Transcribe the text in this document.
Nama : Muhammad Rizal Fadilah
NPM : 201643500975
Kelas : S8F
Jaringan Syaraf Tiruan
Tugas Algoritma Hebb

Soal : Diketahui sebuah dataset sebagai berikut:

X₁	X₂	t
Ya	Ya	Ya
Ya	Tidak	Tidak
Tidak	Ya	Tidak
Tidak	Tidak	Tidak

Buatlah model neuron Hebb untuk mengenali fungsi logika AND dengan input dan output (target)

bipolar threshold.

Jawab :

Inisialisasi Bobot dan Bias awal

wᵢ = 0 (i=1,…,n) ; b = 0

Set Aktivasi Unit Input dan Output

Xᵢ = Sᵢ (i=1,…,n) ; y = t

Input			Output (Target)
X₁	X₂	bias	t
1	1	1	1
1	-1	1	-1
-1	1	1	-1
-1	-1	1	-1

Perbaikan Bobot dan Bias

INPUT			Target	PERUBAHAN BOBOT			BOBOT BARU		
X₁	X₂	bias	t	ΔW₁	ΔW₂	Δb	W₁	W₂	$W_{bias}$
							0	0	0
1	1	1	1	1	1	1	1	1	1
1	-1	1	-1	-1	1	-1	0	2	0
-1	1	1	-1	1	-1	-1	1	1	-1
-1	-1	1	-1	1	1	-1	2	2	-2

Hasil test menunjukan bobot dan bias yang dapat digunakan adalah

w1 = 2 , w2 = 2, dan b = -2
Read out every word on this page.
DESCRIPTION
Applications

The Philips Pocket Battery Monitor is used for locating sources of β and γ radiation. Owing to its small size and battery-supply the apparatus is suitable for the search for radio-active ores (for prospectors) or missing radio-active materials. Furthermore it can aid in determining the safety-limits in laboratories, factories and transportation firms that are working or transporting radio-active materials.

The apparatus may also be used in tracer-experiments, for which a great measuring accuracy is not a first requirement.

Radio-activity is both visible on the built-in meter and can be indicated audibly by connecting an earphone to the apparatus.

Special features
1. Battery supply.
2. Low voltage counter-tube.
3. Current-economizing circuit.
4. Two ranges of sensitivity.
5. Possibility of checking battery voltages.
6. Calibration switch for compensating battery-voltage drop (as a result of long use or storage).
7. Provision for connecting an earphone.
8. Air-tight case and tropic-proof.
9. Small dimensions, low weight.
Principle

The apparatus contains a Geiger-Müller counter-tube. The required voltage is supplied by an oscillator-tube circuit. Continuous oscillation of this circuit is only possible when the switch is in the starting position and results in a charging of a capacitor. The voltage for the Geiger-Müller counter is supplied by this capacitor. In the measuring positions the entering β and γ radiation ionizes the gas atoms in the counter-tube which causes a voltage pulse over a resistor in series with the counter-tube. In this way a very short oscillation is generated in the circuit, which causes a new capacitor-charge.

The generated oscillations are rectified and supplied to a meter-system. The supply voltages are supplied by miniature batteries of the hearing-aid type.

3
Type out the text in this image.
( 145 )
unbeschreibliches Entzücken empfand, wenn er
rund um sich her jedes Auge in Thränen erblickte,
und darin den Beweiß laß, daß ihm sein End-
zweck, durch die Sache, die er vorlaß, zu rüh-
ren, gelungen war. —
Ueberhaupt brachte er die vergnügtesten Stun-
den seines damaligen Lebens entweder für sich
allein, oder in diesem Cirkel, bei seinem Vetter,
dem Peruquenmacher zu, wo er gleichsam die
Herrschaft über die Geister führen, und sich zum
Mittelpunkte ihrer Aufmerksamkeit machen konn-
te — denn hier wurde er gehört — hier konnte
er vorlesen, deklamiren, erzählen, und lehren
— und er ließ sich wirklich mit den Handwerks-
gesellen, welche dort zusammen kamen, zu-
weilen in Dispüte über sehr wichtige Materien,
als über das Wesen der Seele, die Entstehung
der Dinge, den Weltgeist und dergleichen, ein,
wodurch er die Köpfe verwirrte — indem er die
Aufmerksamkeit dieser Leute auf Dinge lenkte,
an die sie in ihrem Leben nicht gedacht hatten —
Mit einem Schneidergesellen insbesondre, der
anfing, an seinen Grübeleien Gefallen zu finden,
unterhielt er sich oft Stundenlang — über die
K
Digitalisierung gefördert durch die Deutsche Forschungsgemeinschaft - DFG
━━━━
| Task requirements |
Write each line above out exactly.

| Solved problem |
Transcribe the text in this document.
Nama : Muhammad Rizal Fadilah
NPM : 201643500975
Kelas : S8F
Jaringan Syaraf Tiruan
Tugas Algoritma Hebb

Soal : Diketahui sebuah dataset sebagai berikut:

X₁	X₂	t
Ya	Ya	Ya
Ya	Tidak	Tidak
Tidak	Ya	Tidak
Tidak	Tidak	Tidak

Buatlah model neuron Hebb untuk mengenali fungsi logika AND dengan input dan output (target)

bipolar threshold.

Jawab :

Inisialisasi Bobot dan Bias awal

wᵢ = 0 (i=1,…,n) ; b = 0

Set Aktivasi Unit Input dan Output

Xᵢ = Sᵢ (i=1,…,n) ; y = t

Input			Output (Target)
X₁	X₂	bias	t
1	1	1	1
1	-1	1	-1
-1	1	1	-1
-1	-1	1	-1

Perbaikan Bobot dan Bias

INPUT			Target	PERUBAHAN BOBOT			BOBOT BARU		
X₁	X₂	bias	t	ΔW₁	ΔW₂	Δb	W₁	W₂	$W_{bias}$
							0	0	0
1	1	1	1	1	1	1	1	1	1
1	-1	1	-1	-1	1	-1	0	2	0
-1	1	1	-1	1	-1	-1	1	1	-1
-1	-1	1	-1	1	1	-1	2	2	-2

Hasil test menunjukan bobot dan bias yang dapat digunakan adalah

w1 = 2 , w2 = 2, dan b = -2
Read out every word on this page.
DESCRIPTION
Applications

The Philips Pocket Battery Monitor is used for locating sources of β and γ radiation. Owing to its small size and battery-supply the apparatus is suitable for the search for radio-active ores (for prospectors) or missing radio-active materials. Furthermore it can aid in determining the safety-limits in laboratories, factories and transportation firms that are working or transporting radio-active materials.

The apparatus may also be used in tracer-experiments, for which a great measuring accuracy is not a first requirement.

Radio-activity is both visible on the built-in meter and can be indicated audibly by connecting an earphone to the apparatus.

Special features
1. Battery supply.
2. Low voltage counter-tube.
3. Current-economizing circuit.
4. Two ranges of sensitivity.
5. Possibility of checking battery voltages.
6. Calibration switch for compensating battery-voltage drop (as a result of long use or storage).
7. Provision for connecting an earphone.
8. Air-tight case and tropic-proof.
9. Small dimensions, low weight.
Principle

The apparatus contains a Geiger-Müller counter-tube. The required voltage is supplied by an oscillator-tube circuit. Continuous oscillation of this circuit is only possible when the switch is in the starting position and results in a charging of a capacitor. The voltage for the Geiger-Müller counter is supplied by this capacitor. In the measuring positions the entering β and γ radiation ionizes the gas atoms in the counter-tube which causes a voltage pulse over a resistor in series with the counter-tube. In this way a very short oscillation is generated in the circuit, which causes a new capacitor-charge.

The generated oscillations are rectified and supplied to a meter-system. The supply voltages are supplied by miniature batteries of the hearing-aid type.

3
Type out the text in this image.
( 145 )
unbeschreibliches Entzücken empfand, wenn er
rund um sich her jedes Auge in Thränen erblickte,
und darin den Beweiß laß, daß ihm sein End-
zweck, durch die Sache, die er vorlaß, zu rüh-
ren, gelungen war. —
Ueberhaupt brachte er die vergnügtesten Stun-
den seines damaligen Lebens entweder für sich
allein, oder in diesem Cirkel, bei seinem Vetter,
dem Peruquenmacher zu, wo er gleichsam die
Herrschaft über die Geister führen, und sich zum
Mittelpunkte ihrer Aufmerksamkeit machen konn-
te — denn hier wurde er gehört — hier konnte
er vorlesen, deklamiren, erzählen, und lehren
— und er ließ sich wirklich mit den Handwerks-
gesellen, welche dort zusammen kamen, zu-
weilen in Dispüte über sehr wichtige Materien,
als über das Wesen der Seele, die Entstehung
der Dinge, den Weltgeist und dergleichen, ein,
wodurch er die Köpfe verwirrte — indem er die
Aufmerksamkeit dieser Leute auf Dinge lenkte,
an die sie in ihrem Leben nicht gedacht hatten —
Mit einem Schneidergesellen insbesondre, der
anfing, an seinen Grübeleien Gefallen zu finden,
unterhielt er sich oft Stundenlang — über die
K
Digitalisierung gefördert durch die Deutsche Forschungsgemeinschaft - DFG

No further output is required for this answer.